• **Problem statement**: Present every line of the records below as a Markdown table with two columns, Row and Line: number each line in Row and copy its text into Line. Leave out any blank lines.

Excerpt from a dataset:
------------------------

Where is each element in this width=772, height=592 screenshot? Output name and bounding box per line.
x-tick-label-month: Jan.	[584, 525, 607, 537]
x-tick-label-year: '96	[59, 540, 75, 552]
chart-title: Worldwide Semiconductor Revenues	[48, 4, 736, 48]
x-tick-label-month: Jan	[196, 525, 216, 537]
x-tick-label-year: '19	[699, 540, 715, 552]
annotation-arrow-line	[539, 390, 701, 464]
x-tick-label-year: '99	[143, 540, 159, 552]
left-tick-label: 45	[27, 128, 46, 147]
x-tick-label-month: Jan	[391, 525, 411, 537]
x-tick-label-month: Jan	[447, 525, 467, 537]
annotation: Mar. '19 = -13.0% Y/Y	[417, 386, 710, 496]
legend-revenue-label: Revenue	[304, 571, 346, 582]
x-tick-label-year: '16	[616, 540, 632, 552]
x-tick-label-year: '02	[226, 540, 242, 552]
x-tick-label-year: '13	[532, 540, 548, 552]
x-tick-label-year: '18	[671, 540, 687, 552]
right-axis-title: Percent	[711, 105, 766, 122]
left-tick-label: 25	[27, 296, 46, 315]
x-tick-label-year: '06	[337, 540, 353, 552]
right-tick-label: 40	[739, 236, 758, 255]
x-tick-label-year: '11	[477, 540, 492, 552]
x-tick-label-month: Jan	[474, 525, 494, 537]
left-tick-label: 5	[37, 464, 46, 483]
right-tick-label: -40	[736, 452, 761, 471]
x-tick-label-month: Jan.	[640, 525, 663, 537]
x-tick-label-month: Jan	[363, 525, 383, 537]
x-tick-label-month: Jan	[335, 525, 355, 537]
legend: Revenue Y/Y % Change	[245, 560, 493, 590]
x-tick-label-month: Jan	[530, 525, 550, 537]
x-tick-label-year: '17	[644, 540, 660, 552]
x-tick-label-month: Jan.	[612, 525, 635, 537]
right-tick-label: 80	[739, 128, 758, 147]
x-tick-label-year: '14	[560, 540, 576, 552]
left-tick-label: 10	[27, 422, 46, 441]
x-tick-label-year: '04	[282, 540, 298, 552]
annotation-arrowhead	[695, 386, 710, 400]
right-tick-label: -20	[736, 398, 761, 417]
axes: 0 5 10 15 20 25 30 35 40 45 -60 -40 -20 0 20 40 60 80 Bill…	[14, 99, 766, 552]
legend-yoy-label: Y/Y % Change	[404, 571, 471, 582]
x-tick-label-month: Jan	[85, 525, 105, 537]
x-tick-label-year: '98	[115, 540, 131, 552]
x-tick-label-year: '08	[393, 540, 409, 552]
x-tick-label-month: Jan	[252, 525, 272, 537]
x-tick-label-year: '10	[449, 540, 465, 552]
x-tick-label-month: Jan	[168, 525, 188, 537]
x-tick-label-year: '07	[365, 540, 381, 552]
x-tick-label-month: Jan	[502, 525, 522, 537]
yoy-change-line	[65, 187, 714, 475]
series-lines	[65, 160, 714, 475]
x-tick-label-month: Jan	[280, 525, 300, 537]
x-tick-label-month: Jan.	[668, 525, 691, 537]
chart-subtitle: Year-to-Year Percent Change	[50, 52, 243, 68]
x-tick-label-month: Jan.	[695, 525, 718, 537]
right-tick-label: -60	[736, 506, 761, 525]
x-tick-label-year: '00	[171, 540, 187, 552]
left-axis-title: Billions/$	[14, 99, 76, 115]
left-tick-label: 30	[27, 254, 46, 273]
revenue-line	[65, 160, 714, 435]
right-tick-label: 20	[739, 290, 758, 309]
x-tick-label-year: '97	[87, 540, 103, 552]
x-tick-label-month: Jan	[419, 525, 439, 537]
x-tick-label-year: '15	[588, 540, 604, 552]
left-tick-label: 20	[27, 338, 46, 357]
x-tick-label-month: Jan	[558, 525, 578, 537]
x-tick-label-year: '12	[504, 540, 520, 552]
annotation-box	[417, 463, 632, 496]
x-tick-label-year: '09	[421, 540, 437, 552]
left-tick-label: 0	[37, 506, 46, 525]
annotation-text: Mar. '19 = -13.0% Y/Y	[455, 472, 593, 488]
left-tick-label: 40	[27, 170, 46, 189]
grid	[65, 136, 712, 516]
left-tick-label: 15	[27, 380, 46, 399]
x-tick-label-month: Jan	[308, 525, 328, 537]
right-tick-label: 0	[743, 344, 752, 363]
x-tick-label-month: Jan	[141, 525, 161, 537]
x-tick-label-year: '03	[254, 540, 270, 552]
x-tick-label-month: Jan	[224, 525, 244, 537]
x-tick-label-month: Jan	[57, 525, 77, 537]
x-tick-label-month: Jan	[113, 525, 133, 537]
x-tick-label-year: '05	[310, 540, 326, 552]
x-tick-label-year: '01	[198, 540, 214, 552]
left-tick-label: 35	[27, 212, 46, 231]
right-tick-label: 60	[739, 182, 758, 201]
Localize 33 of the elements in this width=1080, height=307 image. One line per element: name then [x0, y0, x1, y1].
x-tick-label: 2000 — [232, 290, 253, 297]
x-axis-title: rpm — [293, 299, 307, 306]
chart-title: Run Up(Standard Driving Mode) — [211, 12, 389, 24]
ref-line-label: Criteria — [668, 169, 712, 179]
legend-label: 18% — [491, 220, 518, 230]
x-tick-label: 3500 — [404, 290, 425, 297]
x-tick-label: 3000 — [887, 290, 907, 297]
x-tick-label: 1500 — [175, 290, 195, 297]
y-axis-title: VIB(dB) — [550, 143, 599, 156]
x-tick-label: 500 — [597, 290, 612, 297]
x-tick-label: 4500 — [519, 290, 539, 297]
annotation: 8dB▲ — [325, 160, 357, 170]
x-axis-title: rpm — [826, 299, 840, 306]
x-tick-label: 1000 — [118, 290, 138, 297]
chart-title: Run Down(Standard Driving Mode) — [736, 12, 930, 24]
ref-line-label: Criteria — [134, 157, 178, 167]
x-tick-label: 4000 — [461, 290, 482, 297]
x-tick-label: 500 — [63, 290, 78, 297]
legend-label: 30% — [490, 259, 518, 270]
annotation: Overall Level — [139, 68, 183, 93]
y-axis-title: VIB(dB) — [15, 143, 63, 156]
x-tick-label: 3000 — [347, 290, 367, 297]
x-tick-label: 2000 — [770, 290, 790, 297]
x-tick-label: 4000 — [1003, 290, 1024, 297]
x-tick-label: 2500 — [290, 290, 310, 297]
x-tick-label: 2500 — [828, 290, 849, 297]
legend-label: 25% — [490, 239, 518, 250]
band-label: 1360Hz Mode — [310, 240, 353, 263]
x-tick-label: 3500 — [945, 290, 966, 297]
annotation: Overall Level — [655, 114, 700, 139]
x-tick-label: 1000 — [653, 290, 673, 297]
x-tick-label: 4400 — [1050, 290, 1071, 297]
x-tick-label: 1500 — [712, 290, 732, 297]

------------------------

• **Output of the task**:
| Row | Line |
|---|---|
| 1 | Where is each element in this width=772, height=592 screenshot? Output name and bounding box per line. |
| 2 | x-tick-label-month: Jan.	[584, 525, 607, 537] |
| 3 | x-tick-label-year: '96	[59, 540, 75, 552] |
| 4 | chart-title: Worldwide Semiconductor Revenues	[48, 4, 736, 48] |
| 5 | x-tick-label-month: Jan	[196, 525, 216, 537] |
| 6 | x-tick-label-year: '19	[699, 540, 715, 552] |
| 7 | annotation-arrow-line	[539, 390, 701, 464] |
| 8 | x-tick-label-year: '99	[143, 540, 159, 552] |
| 9 | left-tick-label: 45	[27, 128, 46, 147] |
| 10 | x-tick-label-month: Jan	[391, 525, 411, 537] |
| 11 | x-tick-label-month: Jan	[447, 525, 467, 537] |
| 12 | annotation: Mar. '19 = -13.0% Y/Y	[417, 386, 710, 496] |
| 13 | legend-revenue-label: Revenue	[304, 571, 346, 582] |
| 14 | x-tick-label-year: '16	[616, 540, 632, 552] |
| 15 | x-tick-label-year: '02	[226, 540, 242, 552] |
| 16 | x-tick-label-year: '13	[532, 540, 548, 552] |
| 17 | x-tick-label-year: '18	[671, 540, 687, 552] |
| 18 | right-axis-title: Percent	[711, 105, 766, 122] |
| 19 | left-tick-label: 25	[27, 296, 46, 315] |
| 20 | x-tick-label-year: '06	[337, 540, 353, 552] |
| 21 | right-tick-label: 40	[739, 236, 758, 255] |
| 22 | x-tick-label-year: '11	[477, 540, 492, 552] |
| 23 | x-tick-label-month: Jan	[474, 525, 494, 537] |
| 24 | left-tick-label: 5	[37, 464, 46, 483] |
| 25 | right-tick-label: -40	[736, 452, 761, 471] |
| 26 | x-tick-label-month: Jan.	[640, 525, 663, 537] |
| 27 | x-tick-label-month: Jan	[363, 525, 383, 537] |
| 28 | x-tick-label-month: Jan	[335, 525, 355, 537] |
| 29 | legend: Revenue Y/Y % Change	[245, 560, 493, 590] |
| 30 | x-tick-label-month: Jan	[530, 525, 550, 537] |
| 31 | x-tick-label-year: '17	[644, 540, 660, 552] |
| 32 | x-tick-label-month: Jan.	[612, 525, 635, 537] |
| 33 | right-tick-label: 80	[739, 128, 758, 147] |
| 34 | x-tick-label-year: '14	[560, 540, 576, 552] |
| 35 | left-tick-label: 10	[27, 422, 46, 441] |
| 36 | x-tick-label-year: '04	[282, 540, 298, 552] |
| 37 | annotation-arrowhead	[695, 386, 710, 400] |
| 38 | right-tick-label: -20	[736, 398, 761, 417] |
| 39 | axes: 0 5 10 15 20 25 30 35 40 45 -60 -40 -20 0 20 40 60 80 Bill…	[14, 99, 766, 552] |
| 40 | legend-yoy-label: Y/Y % Change	[404, 571, 471, 582] |
| 41 | x-tick-label-month: Jan	[85, 525, 105, 537] |
| 42 | x-tick-label-year: '98	[115, 540, 131, 552] |
| 43 | x-tick-label-year: '08	[393, 540, 409, 552] |
| 44 | x-tick-label-month: Jan	[252, 525, 272, 537] |
| 45 | x-tick-label-year: '10	[449, 540, 465, 552] |
| 46 | x-tick-label-month: Jan	[168, 525, 188, 537] |
| 47 | x-tick-label-year: '07	[365, 540, 381, 552] |
| 48 | x-tick-label-month: Jan	[502, 525, 522, 537] |
| 49 | yoy-change-line	[65, 187, 714, 475] |
| 50 | series-lines	[65, 160, 714, 475] |
| 51 | x-tick-label-month: Jan	[280, 525, 300, 537] |
| 52 | x-tick-label-month: Jan.	[668, 525, 691, 537] |
| 53 | chart-subtitle: Year-to-Year Percent Change	[50, 52, 243, 68] |
| 54 | x-tick-label-month: Jan.	[695, 525, 718, 537] |
| 55 | right-tick-label: -60	[736, 506, 761, 525] |
| 56 | x-tick-label-year: '00	[171, 540, 187, 552] |
| 57 | left-axis-title: Billions/$	[14, 99, 76, 115] |
| 58 | left-tick-label: 30	[27, 254, 46, 273] |
| 59 | revenue-line	[65, 160, 714, 435] |
| 60 | right-tick-label: 20	[739, 290, 758, 309] |
| 61 | x-tick-label-year: '97	[87, 540, 103, 552] |
| 62 | x-tick-label-month: Jan	[419, 525, 439, 537] |
| 63 | x-tick-label-year: '15	[588, 540, 604, 552] |
| 64 | left-tick-label: 20	[27, 338, 46, 357] |
| 65 | x-tick-label-month: Jan	[558, 525, 578, 537] |
| 66 | x-tick-label-year: '12	[504, 540, 520, 552] |
| 67 | annotation-box	[417, 463, 632, 496] |
| 68 | x-tick-label-year: '09	[421, 540, 437, 552] |
| 69 | left-tick-label: 0	[37, 506, 46, 525] |
| 70 | annotation-text: Mar. '19 = -13.0% Y/Y	[455, 472, 593, 488] |
| 71 | left-tick-label: 40	[27, 170, 46, 189] |
| 72 | grid	[65, 136, 712, 516] |
| 73 | left-tick-label: 15	[27, 380, 46, 399] |
| 74 | x-tick-label-month: Jan	[308, 525, 328, 537] |
| 75 | right-tick-label: 0	[743, 344, 752, 363] |
| 76 | x-tick-label-month: Jan	[141, 525, 161, 537] |
| 77 | x-tick-label-year: '03	[254, 540, 270, 552] |
| 78 | x-tick-label-month: Jan	[224, 525, 244, 537] |
| 79 | x-tick-label-month: Jan	[57, 525, 77, 537] |
| 80 | x-tick-label-month: Jan	[113, 525, 133, 537] |
| 81 | x-tick-label-year: '05	[310, 540, 326, 552] |
| 82 | x-tick-label-year: '01	[198, 540, 214, 552] |
| 83 | left-tick-label: 35	[27, 212, 46, 231] |
| 84 | right-tick-label: 60	[739, 182, 758, 201] |
| 85 | Localize 33 of the elements in this width=1080, height=307 image. One line per element: name then [x0, y0, x1, y1]. |
| 86 | x-tick-label: 2000 — [232, 290, 253, 297] |
| 87 | x-axis-title: rpm — [293, 299, 307, 306] |
| 88 | chart-title: Run Up(Standard Driving Mode) — [211, 12, 389, 24] |
| 89 | ref-line-label: Criteria — [668, 169, 712, 179] |
| 90 | legend-label: 18% — [491, 220, 518, 230] |
| 91 | x-tick-label: 3500 — [404, 290, 425, 297] |
| 92 | x-tick-label: 3000 — [887, 290, 907, 297] |
| 93 | x-tick-label: 1500 — [175, 290, 195, 297] |
| 94 | y-axis-title: VIB(dB) — [550, 143, 599, 156] |
| 95 | x-tick-label: 500 — [597, 290, 612, 297] |
| 96 | x-tick-label: 4500 — [519, 290, 539, 297] |
| 97 | annotation: 8dB▲ — [325, 160, 357, 170] |
| 98 | x-axis-title: rpm — [826, 299, 840, 306] |
| 99 | x-tick-label: 1000 — [118, 290, 138, 297] |
| 100 | chart-title: Run Down(Standard Driving Mode) — [736, 12, 930, 24] |
| 101 | ref-line-label: Criteria — [134, 157, 178, 167] |
| 102 | x-tick-label: 4000 — [461, 290, 482, 297] |
| 103 | x-tick-label: 500 — [63, 290, 78, 297] |
| 104 | legend-label: 30% — [490, 259, 518, 270] |
| 105 | annotation: Overall Level — [139, 68, 183, 93] |
| 106 | y-axis-title: VIB(dB) — [15, 143, 63, 156] |
| 107 | x-tick-label: 3000 — [347, 290, 367, 297] |
| 108 | x-tick-label: 2000 — [770, 290, 790, 297] |
| 109 | x-tick-label: 4000 — [1003, 290, 1024, 297] |
| 110 | x-tick-label: 2500 — [290, 290, 310, 297] |
| 111 | x-tick-label: 2500 — [828, 290, 849, 297] |
| 112 | legend-label: 25% — [490, 239, 518, 250] |
| 113 | band-label: 1360Hz Mode — [310, 240, 353, 263] |
| 114 | x-tick-label: 3500 — [945, 290, 966, 297] |
| 115 | annotation: Overall Level — [655, 114, 700, 139] |
| 116 | x-tick-label: 1000 — [653, 290, 673, 297] |
| 117 | x-tick-label: 4400 — [1050, 290, 1071, 297] |
| 118 | x-tick-label: 1500 — [712, 290, 732, 297] |